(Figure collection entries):
** START **

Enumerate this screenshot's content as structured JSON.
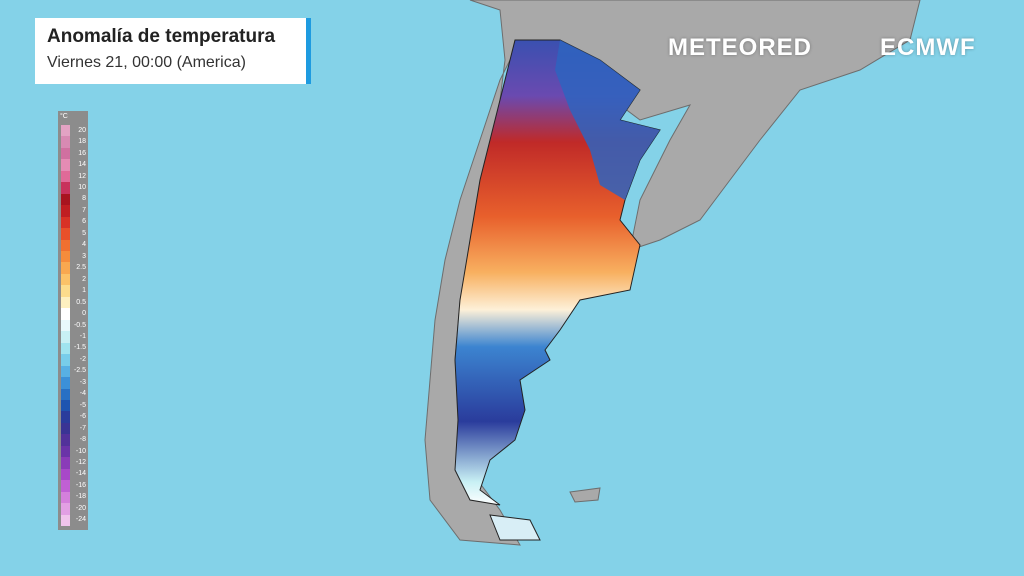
{
  "header": {
    "title": "Anomalía de temperatura",
    "subtitle": "Viernes 21, 00:00 (America)"
  },
  "logos": {
    "meteored": "METEORED",
    "ecmwf": "ECMWF"
  },
  "legend": {
    "unit": "°C",
    "items": [
      {
        "label": 20,
        "color": "#e3a3c4"
      },
      {
        "label": 18,
        "color": "#d88ab3"
      },
      {
        "label": 16,
        "color": "#d070a0"
      },
      {
        "label": 14,
        "color": "#e58cb4"
      },
      {
        "label": 12,
        "color": "#e06a98"
      },
      {
        "label": 10,
        "color": "#c8325c"
      },
      {
        "label": 8,
        "color": "#a8141f"
      },
      {
        "label": 7,
        "color": "#c01e22"
      },
      {
        "label": 6,
        "color": "#d83226"
      },
      {
        "label": 5,
        "color": "#e8502a"
      },
      {
        "label": 4,
        "color": "#f07030"
      },
      {
        "label": 3,
        "color": "#f58c3c"
      },
      {
        "label": 2.5,
        "color": "#f8a850"
      },
      {
        "label": 2,
        "color": "#fbc268"
      },
      {
        "label": 1,
        "color": "#fcdc8c"
      },
      {
        "label": 0.5,
        "color": "#fdf0c0"
      },
      {
        "label": 0,
        "color": "#ffffff"
      },
      {
        "label": -0.5,
        "color": "#e8f8fb"
      },
      {
        "label": -1,
        "color": "#c8f0f4"
      },
      {
        "label": -1.5,
        "color": "#a0e4ef"
      },
      {
        "label": -2,
        "color": "#78cdea"
      },
      {
        "label": -2.5,
        "color": "#58b0e4"
      },
      {
        "label": -3,
        "color": "#3c90d8"
      },
      {
        "label": -4,
        "color": "#2870c4"
      },
      {
        "label": -5,
        "color": "#1e54b0"
      },
      {
        "label": -6,
        "color": "#2a3c9c"
      },
      {
        "label": -7,
        "color": "#3a3494"
      },
      {
        "label": -8,
        "color": "#52329a"
      },
      {
        "label": -10,
        "color": "#6a34a8"
      },
      {
        "label": -12,
        "color": "#8a3cb8"
      },
      {
        "label": -14,
        "color": "#a848c8"
      },
      {
        "label": -16,
        "color": "#c060d4"
      },
      {
        "label": -18,
        "color": "#d480dc"
      },
      {
        "label": -20,
        "color": "#e2a0e4"
      },
      {
        "label": -24,
        "color": "#f0c4ec"
      }
    ]
  }
}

** END **

(SET PROBLEM):
Pictures are excluded; output everything else in the data verbatim.

(ANSWER TO THE TASK):
Enumerate this screenshot's content as structured JSON.
{
  "header": {
    "title": "Anomalía de temperatura",
    "subtitle": "Viernes 21, 00:00 (America)"
  },
  "logos": {
    "meteored": "METEORED",
    "ecmwf": "ECMWF"
  },
  "legend": {
    "unit": "°C",
    "items": [
      {
        "label": 20,
        "color": "#e3a3c4"
      },
      {
        "label": 18,
        "color": "#d88ab3"
      },
      {
        "label": 16,
        "color": "#d070a0"
      },
      {
        "label": 14,
        "color": "#e58cb4"
      },
      {
        "label": 12,
        "color": "#e06a98"
      },
      {
        "label": 10,
        "color": "#c8325c"
      },
      {
        "label": 8,
        "color": "#a8141f"
      },
      {
        "label": 7,
        "color": "#c01e22"
      },
      {
        "label": 6,
        "color": "#d83226"
      },
      {
        "label": 5,
        "color": "#e8502a"
      },
      {
        "label": 4,
        "color": "#f07030"
      },
      {
        "label": 3,
        "color": "#f58c3c"
      },
      {
        "label": 2.5,
        "color": "#f8a850"
      },
      {
        "label": 2,
        "color": "#fbc268"
      },
      {
        "label": 1,
        "color": "#fcdc8c"
      },
      {
        "label": 0.5,
        "color": "#fdf0c0"
      },
      {
        "label": 0,
        "color": "#ffffff"
      },
      {
        "label": -0.5,
        "color": "#e8f8fb"
      },
      {
        "label": -1,
        "color": "#c8f0f4"
      },
      {
        "label": -1.5,
        "color": "#a0e4ef"
      },
      {
        "label": -2,
        "color": "#78cdea"
      },
      {
        "label": -2.5,
        "color": "#58b0e4"
      },
      {
        "label": -3,
        "color": "#3c90d8"
      },
      {
        "label": -4,
        "color": "#2870c4"
      },
      {
        "label": -5,
        "color": "#1e54b0"
      },
      {
        "label": -6,
        "color": "#2a3c9c"
      },
      {
        "label": -7,
        "color": "#3a3494"
      },
      {
        "label": -8,
        "color": "#52329a"
      },
      {
        "label": -10,
        "color": "#6a34a8"
      },
      {
        "label": -12,
        "color": "#8a3cb8"
      },
      {
        "label": -14,
        "color": "#a848c8"
      },
      {
        "label": -16,
        "color": "#c060d4"
      },
      {
        "label": -18,
        "color": "#d480dc"
      },
      {
        "label": -20,
        "color": "#e2a0e4"
      },
      {
        "label": -24,
        "color": "#f0c4ec"
      }
    ]
  }
}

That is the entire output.